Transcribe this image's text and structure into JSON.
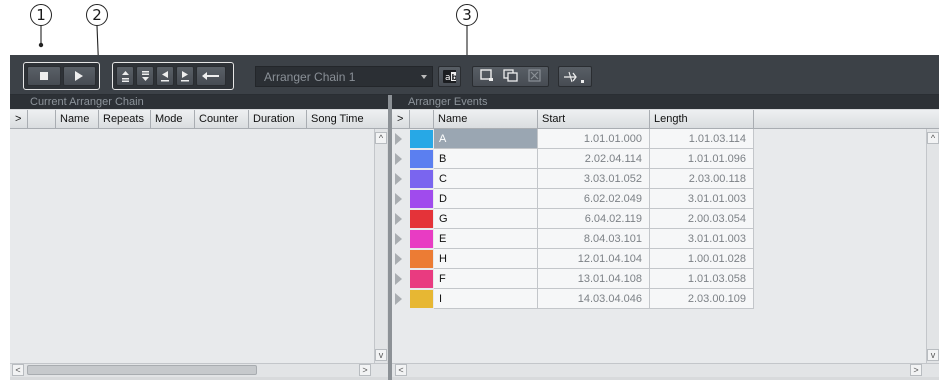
{
  "callouts": [
    "1",
    "2",
    "3"
  ],
  "toolbar": {
    "chain_name": "Arranger Chain 1",
    "transport": [
      {
        "name": "stop-icon",
        "glyph": "■"
      },
      {
        "name": "play-icon",
        "glyph": "▶"
      }
    ],
    "nav": [
      {
        "name": "first-event-icon",
        "glyph": "≜"
      },
      {
        "name": "last-event-icon",
        "glyph": "⩡"
      },
      {
        "name": "previous-chain-step-icon",
        "glyph": "⊴"
      },
      {
        "name": "next-chain-step-icon",
        "glyph": "⊵"
      },
      {
        "name": "return-icon",
        "glyph": "↤"
      }
    ],
    "rename_icon": "ab-rename-icon",
    "chain_ops_icons": [
      "create-chain-icon",
      "duplicate-chain-icon",
      "remove-chain-icon"
    ],
    "flatten_icon": "flatten-chain-icon"
  },
  "left_panel": {
    "title": "Current Arranger Chain",
    "columns": [
      ">",
      "Name",
      "Repeats",
      "Mode",
      "Counter",
      "Duration",
      "Song Time"
    ]
  },
  "right_panel": {
    "title": "Arranger Events",
    "columns": [
      ">",
      "Name",
      "Start",
      "Length"
    ],
    "colors": {
      "selected_row": "#9aa6b2"
    },
    "rows": [
      {
        "name": "A",
        "start": "1.01.01.000",
        "length": "1.01.03.114",
        "color": "#27a8e6",
        "selected": true
      },
      {
        "name": "B",
        "start": "2.02.04.114",
        "length": "1.01.01.096",
        "color": "#5b7ff0"
      },
      {
        "name": "C",
        "start": "3.03.01.052",
        "length": "2.03.00.118",
        "color": "#7a65ef"
      },
      {
        "name": "D",
        "start": "6.02.02.049",
        "length": "3.01.01.003",
        "color": "#a04bed"
      },
      {
        "name": "G",
        "start": "6.04.02.119",
        "length": "2.00.03.054",
        "color": "#e43339"
      },
      {
        "name": "E",
        "start": "8.04.03.101",
        "length": "3.01.01.003",
        "color": "#e83cc3"
      },
      {
        "name": "H",
        "start": "12.01.04.104",
        "length": "1.00.01.028",
        "color": "#ec7c34"
      },
      {
        "name": "F",
        "start": "13.01.04.108",
        "length": "1.01.03.058",
        "color": "#e93b80"
      },
      {
        "name": "I",
        "start": "14.03.04.046",
        "length": "2.03.00.109",
        "color": "#e7b733"
      }
    ]
  }
}
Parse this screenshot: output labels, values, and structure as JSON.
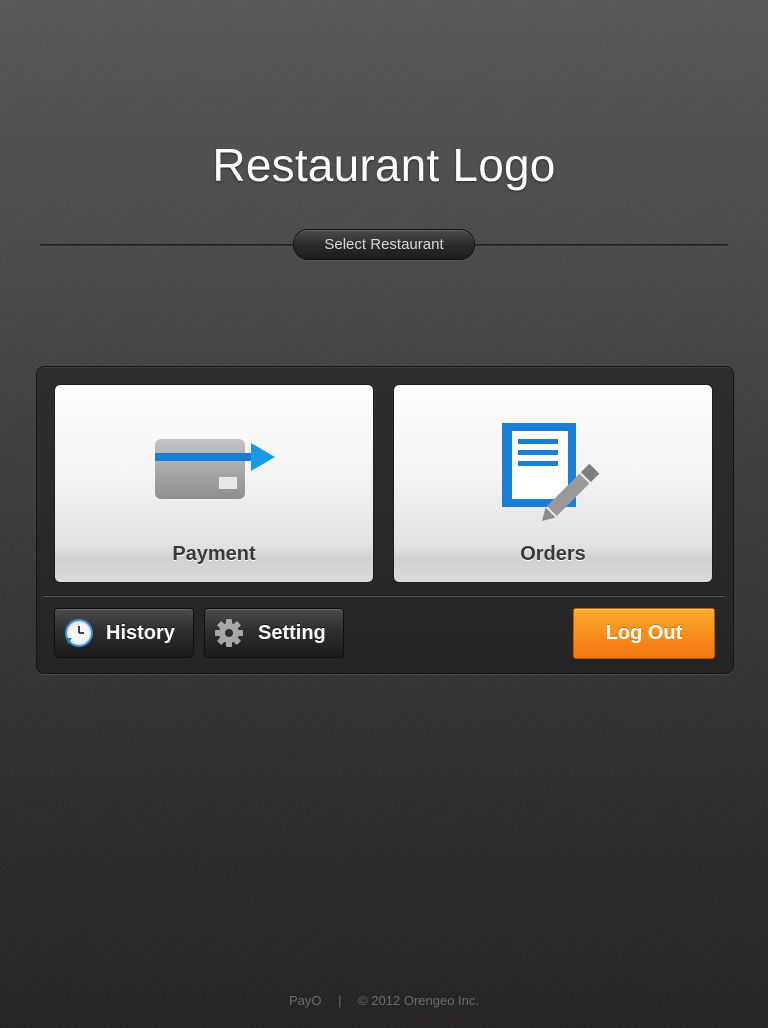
{
  "header": {
    "logo_text": "Restaurant Logo",
    "select_restaurant_label": "Select Restaurant"
  },
  "tiles": {
    "payment_label": "Payment",
    "orders_label": "Orders"
  },
  "toolbar": {
    "history_label": "History",
    "setting_label": "Setting",
    "logout_label": "Log Out"
  },
  "footer": {
    "brand": "PayO",
    "separator": "|",
    "copyright": "© 2012 Orengeo Inc."
  },
  "icons": {
    "payment": "credit-card-arrow-icon",
    "orders": "document-pencil-icon",
    "history": "clock-icon",
    "setting": "gear-icon"
  },
  "colors": {
    "accent_blue": "#1a7fd4",
    "logout_orange": "#f7901e",
    "background_dark": "#3e3d3f"
  }
}
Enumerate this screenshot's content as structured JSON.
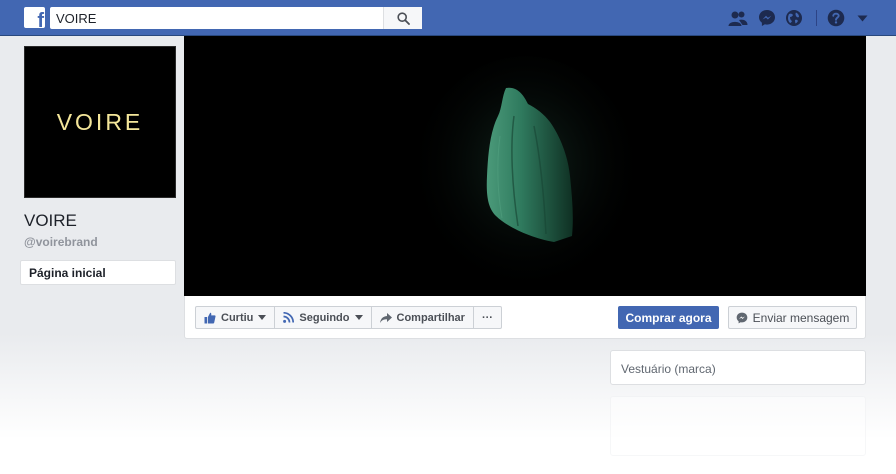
{
  "header": {
    "logo_letter": "f",
    "search_value": "VOIRE",
    "icons": [
      "search-icon",
      "friends-icon",
      "messenger-icon",
      "globe-icon",
      "help-icon",
      "caret-down-icon"
    ]
  },
  "sidebar": {
    "profile_text": "VOIRE",
    "page_name": "VOIRE",
    "handle": "@voirebrand",
    "nav_items": [
      {
        "label": "Página inicial"
      }
    ]
  },
  "actions": {
    "like_label": "Curtiu",
    "follow_label": "Seguindo",
    "share_label": "Compartilhar",
    "more_label": "···",
    "shop_label": "Comprar agora",
    "message_label": "Enviar mensagem"
  },
  "about": {
    "category": "Vestuário (marca)"
  },
  "colors": {
    "brand_blue": "#4267b2",
    "page_bg": "#e9ebee",
    "logo_text": "#f4e69a",
    "cover_bg": "#000000",
    "figure_green": "#2f7a5e"
  }
}
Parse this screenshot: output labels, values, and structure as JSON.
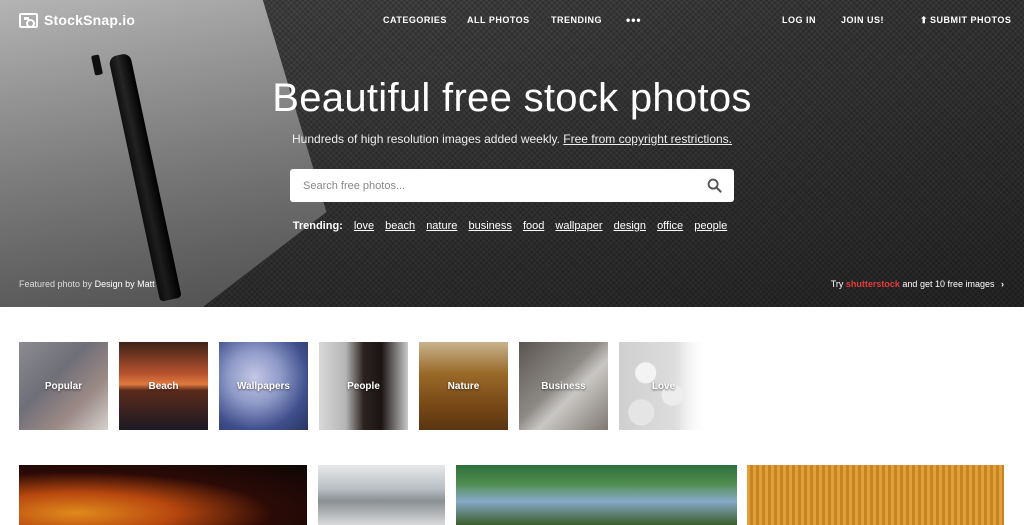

▶ [Exercise task]: Leaving out every picture, extract verbatim the lines from the one containing "Enumerate this screenshot's" through the last line of the listing, inclusive.

▶ [Response to the exercise]:
Enumerate this screenshot's content as structured JSON.
{
  "header": {
    "logo_letter": "f",
    "search_value": "VOIRE",
    "icons": [
      "search-icon",
      "friends-icon",
      "messenger-icon",
      "globe-icon",
      "help-icon",
      "caret-down-icon"
    ]
  },
  "sidebar": {
    "profile_text": "VOIRE",
    "page_name": "VOIRE",
    "handle": "@voirebrand",
    "nav_items": [
      {
        "label": "Página inicial"
      }
    ]
  },
  "actions": {
    "like_label": "Curtiu",
    "follow_label": "Seguindo",
    "share_label": "Compartilhar",
    "more_label": "···",
    "shop_label": "Comprar agora",
    "message_label": "Enviar mensagem"
  },
  "about": {
    "category": "Vestuário (marca)"
  },
  "colors": {
    "brand_blue": "#4267b2",
    "page_bg": "#e9ebee",
    "logo_text": "#f4e69a",
    "cover_bg": "#000000",
    "figure_green": "#2f7a5e"
  }
}
Parse this screenshot: output labels, values, and structure as JSON.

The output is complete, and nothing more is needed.